→ **Data extracted from a collection**:
## Begin

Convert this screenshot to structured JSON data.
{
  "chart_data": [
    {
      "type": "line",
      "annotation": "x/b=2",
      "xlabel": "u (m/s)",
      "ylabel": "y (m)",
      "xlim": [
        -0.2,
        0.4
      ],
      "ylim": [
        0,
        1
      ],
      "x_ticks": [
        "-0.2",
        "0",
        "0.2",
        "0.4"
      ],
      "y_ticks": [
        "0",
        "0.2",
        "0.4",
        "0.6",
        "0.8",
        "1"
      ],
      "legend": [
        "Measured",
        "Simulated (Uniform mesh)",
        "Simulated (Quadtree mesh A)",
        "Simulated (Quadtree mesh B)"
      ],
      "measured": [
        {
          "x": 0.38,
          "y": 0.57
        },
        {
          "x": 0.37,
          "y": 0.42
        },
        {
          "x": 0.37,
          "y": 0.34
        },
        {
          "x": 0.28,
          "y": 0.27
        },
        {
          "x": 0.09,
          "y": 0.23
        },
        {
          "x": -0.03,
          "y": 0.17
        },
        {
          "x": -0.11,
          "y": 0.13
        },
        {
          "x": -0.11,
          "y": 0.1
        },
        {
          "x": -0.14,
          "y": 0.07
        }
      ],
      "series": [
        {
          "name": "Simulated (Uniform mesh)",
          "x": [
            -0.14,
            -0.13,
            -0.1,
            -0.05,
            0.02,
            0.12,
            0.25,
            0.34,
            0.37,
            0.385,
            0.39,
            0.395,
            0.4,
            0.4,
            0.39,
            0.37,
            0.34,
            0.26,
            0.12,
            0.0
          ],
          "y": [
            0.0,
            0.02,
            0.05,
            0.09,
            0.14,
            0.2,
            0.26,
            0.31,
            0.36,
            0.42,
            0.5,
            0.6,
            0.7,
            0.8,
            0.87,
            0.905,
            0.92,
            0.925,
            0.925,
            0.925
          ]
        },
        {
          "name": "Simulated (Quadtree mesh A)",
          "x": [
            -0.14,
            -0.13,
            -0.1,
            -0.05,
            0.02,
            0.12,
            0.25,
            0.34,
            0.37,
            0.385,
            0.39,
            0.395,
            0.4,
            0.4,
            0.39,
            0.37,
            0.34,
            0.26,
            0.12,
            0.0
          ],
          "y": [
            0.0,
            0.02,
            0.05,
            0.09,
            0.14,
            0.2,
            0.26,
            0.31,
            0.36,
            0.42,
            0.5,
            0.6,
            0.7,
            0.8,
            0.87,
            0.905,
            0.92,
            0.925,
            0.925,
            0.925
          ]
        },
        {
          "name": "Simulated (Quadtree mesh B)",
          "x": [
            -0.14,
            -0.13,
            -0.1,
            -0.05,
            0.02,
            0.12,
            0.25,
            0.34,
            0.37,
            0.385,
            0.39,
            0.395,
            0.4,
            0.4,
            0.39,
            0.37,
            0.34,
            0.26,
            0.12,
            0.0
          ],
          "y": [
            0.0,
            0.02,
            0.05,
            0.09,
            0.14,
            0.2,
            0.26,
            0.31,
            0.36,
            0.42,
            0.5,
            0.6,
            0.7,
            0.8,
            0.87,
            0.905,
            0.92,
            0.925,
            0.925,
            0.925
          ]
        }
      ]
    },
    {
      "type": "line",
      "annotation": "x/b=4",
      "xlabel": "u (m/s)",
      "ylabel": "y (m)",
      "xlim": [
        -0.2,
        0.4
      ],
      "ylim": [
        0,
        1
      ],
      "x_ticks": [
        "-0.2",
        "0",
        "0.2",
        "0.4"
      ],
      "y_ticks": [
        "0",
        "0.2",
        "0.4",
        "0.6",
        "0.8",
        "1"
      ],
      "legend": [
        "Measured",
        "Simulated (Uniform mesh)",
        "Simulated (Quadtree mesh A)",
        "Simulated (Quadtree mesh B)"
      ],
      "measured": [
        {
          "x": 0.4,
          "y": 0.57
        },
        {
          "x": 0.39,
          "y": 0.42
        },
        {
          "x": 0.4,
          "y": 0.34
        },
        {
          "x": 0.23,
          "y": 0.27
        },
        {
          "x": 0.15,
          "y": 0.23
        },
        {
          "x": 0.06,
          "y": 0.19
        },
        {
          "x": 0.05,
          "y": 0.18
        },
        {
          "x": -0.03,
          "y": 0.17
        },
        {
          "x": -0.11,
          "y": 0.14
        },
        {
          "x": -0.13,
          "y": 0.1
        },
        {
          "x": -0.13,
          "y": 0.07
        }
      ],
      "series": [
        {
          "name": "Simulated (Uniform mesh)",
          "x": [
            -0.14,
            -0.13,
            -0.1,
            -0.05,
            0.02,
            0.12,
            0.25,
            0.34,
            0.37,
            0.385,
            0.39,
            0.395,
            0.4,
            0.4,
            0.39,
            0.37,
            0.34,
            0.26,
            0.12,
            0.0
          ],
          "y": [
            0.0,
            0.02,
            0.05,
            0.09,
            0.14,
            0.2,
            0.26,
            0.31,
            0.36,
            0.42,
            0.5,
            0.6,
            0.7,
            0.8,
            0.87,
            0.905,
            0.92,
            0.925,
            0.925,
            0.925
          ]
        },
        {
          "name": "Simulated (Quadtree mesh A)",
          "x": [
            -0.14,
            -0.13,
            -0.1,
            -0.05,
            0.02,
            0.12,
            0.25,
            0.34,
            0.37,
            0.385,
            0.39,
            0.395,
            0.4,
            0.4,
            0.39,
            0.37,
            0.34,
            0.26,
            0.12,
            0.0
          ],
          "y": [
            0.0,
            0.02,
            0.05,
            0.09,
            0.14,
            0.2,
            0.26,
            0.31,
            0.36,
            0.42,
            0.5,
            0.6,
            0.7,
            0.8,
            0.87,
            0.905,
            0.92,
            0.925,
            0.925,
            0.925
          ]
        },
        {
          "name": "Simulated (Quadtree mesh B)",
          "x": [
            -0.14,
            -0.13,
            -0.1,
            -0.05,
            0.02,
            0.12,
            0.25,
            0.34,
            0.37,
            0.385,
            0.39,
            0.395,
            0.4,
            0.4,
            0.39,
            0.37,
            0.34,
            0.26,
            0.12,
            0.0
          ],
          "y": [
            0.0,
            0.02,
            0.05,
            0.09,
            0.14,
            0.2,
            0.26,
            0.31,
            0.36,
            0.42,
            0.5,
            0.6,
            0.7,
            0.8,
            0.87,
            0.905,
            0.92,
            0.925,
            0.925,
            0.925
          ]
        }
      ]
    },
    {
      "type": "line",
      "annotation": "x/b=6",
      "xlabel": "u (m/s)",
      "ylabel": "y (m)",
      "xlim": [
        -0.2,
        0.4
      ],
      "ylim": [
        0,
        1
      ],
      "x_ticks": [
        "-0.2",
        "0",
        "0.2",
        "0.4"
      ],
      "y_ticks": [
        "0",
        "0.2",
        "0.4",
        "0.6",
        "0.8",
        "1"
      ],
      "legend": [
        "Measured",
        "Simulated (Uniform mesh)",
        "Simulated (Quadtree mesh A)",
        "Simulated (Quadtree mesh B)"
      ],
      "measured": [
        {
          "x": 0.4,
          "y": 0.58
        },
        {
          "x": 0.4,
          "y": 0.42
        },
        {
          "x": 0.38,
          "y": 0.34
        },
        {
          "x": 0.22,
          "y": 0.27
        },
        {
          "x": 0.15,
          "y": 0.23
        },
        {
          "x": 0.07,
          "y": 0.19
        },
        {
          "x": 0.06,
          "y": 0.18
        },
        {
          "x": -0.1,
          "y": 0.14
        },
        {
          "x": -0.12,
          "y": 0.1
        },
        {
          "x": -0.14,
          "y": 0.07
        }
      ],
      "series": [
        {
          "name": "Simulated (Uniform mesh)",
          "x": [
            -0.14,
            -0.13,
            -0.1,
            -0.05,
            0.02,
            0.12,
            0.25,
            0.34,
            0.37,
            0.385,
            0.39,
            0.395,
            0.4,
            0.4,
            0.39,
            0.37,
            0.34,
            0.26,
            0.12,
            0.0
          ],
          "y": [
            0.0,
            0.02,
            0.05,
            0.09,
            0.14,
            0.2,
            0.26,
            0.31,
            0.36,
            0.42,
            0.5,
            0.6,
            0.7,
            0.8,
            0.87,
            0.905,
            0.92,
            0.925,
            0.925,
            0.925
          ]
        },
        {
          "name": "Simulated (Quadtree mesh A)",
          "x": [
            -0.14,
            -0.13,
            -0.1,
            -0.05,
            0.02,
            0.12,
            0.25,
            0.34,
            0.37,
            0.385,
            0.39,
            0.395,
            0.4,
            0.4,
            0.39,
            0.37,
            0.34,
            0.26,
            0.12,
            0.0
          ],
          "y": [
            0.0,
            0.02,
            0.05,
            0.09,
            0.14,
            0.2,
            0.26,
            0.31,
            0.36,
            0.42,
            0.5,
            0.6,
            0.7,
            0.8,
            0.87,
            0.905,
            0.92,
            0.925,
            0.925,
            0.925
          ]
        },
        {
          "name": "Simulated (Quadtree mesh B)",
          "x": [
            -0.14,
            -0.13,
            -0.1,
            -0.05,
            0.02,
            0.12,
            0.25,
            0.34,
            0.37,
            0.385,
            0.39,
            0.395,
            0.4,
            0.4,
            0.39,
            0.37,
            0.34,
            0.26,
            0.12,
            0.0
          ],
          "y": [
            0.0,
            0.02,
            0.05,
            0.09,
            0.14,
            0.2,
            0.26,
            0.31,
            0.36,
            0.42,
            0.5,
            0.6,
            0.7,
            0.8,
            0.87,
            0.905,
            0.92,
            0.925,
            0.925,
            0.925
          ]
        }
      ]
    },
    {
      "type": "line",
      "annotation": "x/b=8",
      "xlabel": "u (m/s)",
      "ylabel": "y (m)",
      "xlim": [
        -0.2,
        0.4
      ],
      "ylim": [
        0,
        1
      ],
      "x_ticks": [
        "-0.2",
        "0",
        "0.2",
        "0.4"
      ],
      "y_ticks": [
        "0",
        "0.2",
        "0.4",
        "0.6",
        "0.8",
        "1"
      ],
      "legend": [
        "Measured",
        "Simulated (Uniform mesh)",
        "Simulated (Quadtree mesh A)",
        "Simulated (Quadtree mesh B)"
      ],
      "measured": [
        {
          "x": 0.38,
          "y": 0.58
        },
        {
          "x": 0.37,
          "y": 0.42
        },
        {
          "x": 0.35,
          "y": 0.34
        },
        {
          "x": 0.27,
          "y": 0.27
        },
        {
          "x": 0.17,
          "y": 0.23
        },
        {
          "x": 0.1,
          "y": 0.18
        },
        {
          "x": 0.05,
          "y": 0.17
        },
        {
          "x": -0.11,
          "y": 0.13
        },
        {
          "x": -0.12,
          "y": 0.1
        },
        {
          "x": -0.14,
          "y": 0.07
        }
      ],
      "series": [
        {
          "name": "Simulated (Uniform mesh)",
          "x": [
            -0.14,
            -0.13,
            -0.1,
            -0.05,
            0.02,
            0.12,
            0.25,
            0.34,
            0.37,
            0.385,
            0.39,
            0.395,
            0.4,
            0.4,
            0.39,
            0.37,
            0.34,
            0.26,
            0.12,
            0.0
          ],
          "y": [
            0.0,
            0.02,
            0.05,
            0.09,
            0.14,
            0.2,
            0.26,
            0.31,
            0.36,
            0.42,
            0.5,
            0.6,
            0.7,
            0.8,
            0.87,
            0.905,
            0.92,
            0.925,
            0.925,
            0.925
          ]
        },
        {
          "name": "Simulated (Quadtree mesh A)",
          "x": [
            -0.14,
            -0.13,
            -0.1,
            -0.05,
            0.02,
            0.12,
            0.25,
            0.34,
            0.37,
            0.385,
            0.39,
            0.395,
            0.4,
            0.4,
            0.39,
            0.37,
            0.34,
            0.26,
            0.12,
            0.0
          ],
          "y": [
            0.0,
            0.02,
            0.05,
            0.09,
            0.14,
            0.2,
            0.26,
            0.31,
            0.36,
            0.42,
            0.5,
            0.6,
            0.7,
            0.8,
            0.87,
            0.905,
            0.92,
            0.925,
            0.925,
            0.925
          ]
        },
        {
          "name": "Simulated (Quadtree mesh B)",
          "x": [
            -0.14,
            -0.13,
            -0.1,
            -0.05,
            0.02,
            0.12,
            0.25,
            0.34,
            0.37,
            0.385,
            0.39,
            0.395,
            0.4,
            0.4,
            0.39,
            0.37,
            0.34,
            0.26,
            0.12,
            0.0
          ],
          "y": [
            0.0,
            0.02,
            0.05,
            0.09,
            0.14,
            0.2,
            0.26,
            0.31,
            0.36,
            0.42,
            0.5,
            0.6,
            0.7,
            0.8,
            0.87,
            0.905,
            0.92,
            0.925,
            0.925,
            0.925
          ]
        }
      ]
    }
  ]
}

## End

→ **Request**: Copy each line that contains the word "annotation".

→ **Exercise result**:
      "annotation": "x/b=2",
      "annotation": "x/b=4",
      "annotation": "x/b=6",
      "annotation": "x/b=8",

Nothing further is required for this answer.